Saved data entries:
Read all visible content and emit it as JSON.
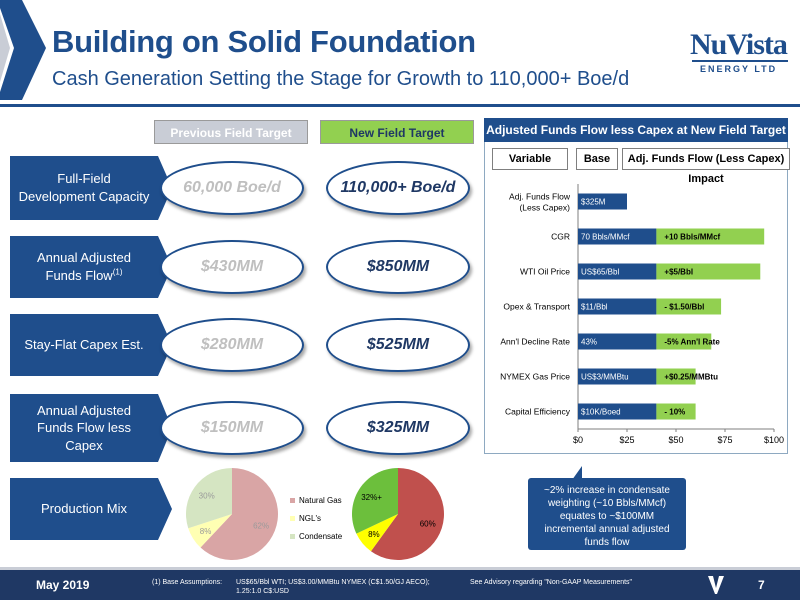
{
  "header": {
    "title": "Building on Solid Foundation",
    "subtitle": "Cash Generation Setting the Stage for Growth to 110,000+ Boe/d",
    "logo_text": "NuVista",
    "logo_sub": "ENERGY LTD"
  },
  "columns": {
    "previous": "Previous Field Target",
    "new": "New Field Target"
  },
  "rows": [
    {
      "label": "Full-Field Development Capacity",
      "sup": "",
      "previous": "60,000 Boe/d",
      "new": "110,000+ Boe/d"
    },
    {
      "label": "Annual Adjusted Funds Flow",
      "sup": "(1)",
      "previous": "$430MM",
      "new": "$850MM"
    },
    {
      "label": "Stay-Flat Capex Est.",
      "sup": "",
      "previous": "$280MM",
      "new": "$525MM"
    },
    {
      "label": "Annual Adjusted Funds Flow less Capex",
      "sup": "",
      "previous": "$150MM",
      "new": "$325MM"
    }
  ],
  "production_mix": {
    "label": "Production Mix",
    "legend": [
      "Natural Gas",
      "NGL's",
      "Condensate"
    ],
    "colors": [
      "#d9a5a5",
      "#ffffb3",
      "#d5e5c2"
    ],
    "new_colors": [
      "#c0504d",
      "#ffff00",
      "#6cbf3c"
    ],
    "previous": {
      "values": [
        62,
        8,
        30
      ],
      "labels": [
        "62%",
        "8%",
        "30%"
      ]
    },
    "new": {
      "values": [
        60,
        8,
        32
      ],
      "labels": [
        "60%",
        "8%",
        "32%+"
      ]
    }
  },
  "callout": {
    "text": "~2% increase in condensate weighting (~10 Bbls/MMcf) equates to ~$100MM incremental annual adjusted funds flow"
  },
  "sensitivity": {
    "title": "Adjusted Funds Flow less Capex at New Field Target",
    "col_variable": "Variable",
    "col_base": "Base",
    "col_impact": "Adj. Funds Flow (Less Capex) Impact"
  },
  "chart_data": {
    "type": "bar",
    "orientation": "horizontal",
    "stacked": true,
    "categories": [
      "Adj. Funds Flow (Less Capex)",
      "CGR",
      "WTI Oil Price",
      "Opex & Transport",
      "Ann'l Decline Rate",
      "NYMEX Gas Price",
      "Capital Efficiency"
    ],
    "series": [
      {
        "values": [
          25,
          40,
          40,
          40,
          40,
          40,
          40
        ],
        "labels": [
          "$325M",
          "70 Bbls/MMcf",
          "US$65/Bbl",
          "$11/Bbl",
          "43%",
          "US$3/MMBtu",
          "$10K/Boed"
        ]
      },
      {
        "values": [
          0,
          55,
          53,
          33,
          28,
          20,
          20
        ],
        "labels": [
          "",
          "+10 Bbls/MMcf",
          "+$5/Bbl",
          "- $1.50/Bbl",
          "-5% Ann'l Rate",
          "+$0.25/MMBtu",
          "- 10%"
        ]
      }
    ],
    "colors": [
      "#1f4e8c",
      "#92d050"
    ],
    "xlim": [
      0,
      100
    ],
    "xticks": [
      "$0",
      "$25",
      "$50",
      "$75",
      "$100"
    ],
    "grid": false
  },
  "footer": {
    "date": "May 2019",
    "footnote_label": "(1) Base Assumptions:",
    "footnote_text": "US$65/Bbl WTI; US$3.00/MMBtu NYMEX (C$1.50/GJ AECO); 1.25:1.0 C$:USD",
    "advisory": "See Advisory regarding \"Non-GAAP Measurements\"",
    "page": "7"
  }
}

## WHAT TO DO
Go through the records and gather the lines that hold "NYMEX".

## THE COMPLETED TASK
      "NYMEX Gas Price",
    "footnote_text": "US$65/Bbl WTI; US$3.00/MMBtu NYMEX (C$1.50/GJ AECO); 1.25:1.0 C$:USD",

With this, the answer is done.